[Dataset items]
┌──

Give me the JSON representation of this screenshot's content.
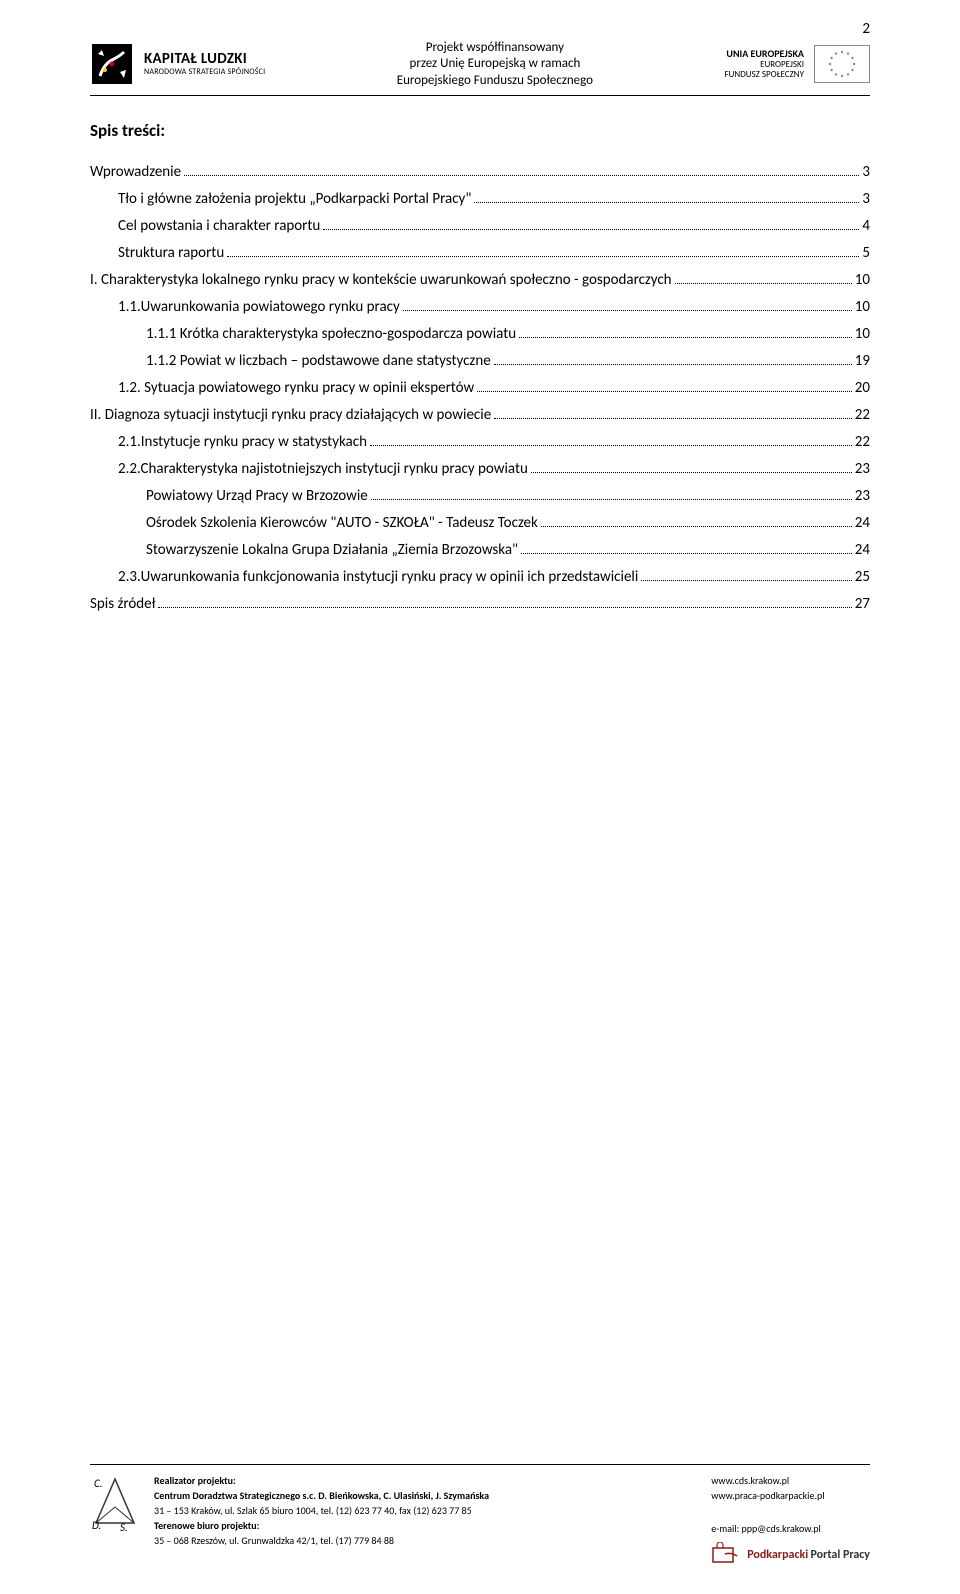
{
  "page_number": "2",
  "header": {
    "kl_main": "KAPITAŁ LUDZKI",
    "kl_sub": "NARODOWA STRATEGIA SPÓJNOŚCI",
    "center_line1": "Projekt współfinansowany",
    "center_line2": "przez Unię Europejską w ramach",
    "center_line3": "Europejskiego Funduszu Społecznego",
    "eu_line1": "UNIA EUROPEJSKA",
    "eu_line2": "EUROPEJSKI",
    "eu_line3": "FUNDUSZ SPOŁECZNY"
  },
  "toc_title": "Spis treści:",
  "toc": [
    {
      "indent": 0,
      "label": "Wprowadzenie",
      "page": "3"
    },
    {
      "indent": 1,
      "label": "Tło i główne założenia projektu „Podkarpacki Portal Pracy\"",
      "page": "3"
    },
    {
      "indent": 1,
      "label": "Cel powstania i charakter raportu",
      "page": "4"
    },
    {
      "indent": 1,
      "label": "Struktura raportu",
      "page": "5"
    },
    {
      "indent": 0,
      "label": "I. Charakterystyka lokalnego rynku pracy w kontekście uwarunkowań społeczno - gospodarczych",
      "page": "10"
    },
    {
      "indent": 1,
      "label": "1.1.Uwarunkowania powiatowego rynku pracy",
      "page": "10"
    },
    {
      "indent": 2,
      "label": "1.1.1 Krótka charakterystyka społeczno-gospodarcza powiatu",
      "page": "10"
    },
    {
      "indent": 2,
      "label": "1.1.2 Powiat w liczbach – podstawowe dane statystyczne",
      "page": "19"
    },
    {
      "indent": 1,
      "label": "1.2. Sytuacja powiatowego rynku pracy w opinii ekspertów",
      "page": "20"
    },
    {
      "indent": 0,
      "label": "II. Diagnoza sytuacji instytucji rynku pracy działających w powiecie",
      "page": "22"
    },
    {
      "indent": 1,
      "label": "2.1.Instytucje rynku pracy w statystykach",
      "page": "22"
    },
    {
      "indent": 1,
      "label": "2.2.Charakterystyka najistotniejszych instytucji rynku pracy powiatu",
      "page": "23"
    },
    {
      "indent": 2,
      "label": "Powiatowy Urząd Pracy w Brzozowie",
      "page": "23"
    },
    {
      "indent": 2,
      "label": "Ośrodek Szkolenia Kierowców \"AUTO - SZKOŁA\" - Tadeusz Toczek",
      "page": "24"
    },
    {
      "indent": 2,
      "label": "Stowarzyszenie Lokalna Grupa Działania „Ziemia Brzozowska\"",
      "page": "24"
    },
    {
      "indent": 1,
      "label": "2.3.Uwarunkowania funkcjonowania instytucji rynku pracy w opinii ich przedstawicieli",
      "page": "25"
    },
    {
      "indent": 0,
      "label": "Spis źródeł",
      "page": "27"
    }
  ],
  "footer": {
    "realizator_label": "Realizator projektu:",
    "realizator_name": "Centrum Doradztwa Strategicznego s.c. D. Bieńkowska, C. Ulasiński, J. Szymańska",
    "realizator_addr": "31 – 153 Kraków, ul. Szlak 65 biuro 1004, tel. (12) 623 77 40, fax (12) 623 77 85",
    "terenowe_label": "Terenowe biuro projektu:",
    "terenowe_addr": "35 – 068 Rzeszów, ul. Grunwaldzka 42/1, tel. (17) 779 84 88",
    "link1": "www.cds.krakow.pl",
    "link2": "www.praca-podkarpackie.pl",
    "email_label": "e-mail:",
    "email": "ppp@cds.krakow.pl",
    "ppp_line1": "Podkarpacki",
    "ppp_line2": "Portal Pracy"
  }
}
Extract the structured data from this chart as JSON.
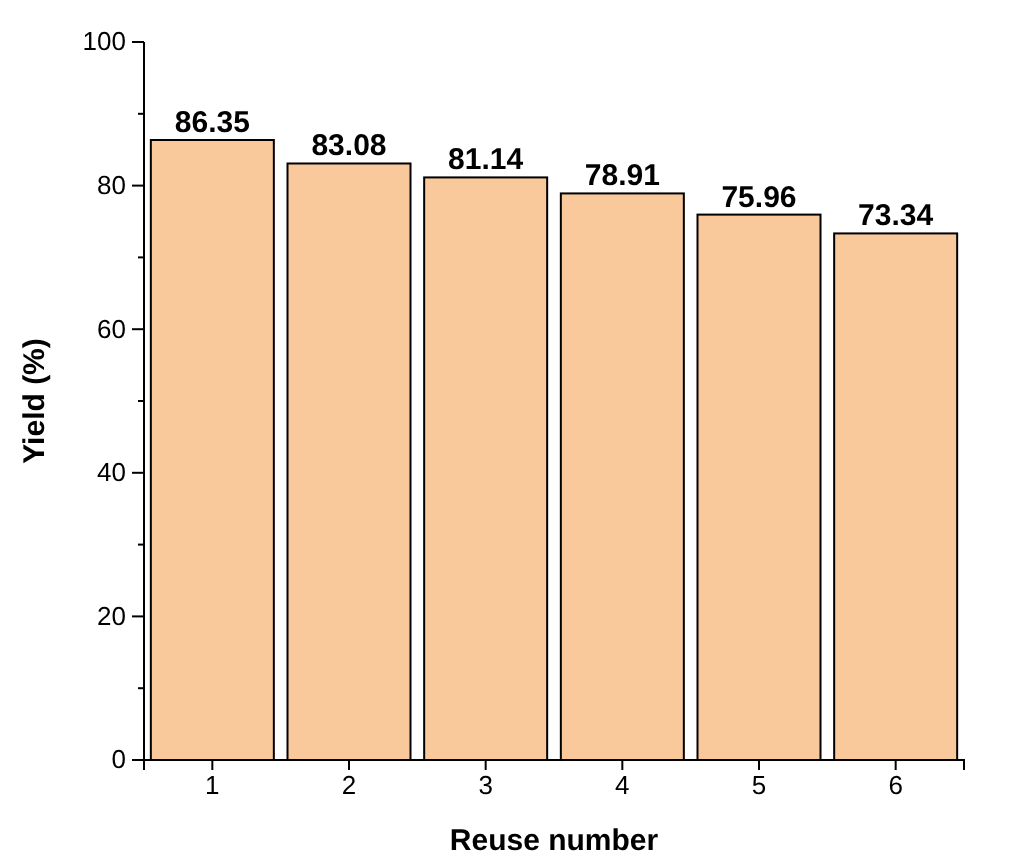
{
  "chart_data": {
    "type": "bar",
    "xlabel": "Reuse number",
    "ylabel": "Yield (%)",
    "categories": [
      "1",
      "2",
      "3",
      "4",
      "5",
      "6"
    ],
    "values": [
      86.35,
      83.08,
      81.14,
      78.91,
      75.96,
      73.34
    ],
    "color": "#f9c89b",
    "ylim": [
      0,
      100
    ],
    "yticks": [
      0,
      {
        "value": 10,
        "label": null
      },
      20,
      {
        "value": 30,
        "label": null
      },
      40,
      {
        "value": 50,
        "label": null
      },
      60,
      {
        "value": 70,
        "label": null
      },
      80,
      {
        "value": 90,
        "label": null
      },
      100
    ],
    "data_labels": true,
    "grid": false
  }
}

└──

Task to complete
Reproduce exactly, and only, the lines from the one containing "Extract the structured" through the last line of the records above, both included, leaving out any pictures.

Result of the exercise
Extract the structured data from this chart as JSON.
{
  "chart_data": {
    "type": "bar",
    "xlabel": "Reuse number",
    "ylabel": "Yield (%)",
    "categories": [
      "1",
      "2",
      "3",
      "4",
      "5",
      "6"
    ],
    "values": [
      86.35,
      83.08,
      81.14,
      78.91,
      75.96,
      73.34
    ],
    "color": "#f9c89b",
    "ylim": [
      0,
      100
    ],
    "yticks": [
      0,
      {
        "value": 10,
        "label": null
      },
      20,
      {
        "value": 30,
        "label": null
      },
      40,
      {
        "value": 50,
        "label": null
      },
      60,
      {
        "value": 70,
        "label": null
      },
      80,
      {
        "value": 90,
        "label": null
      },
      100
    ],
    "data_labels": true,
    "grid": false
  }
}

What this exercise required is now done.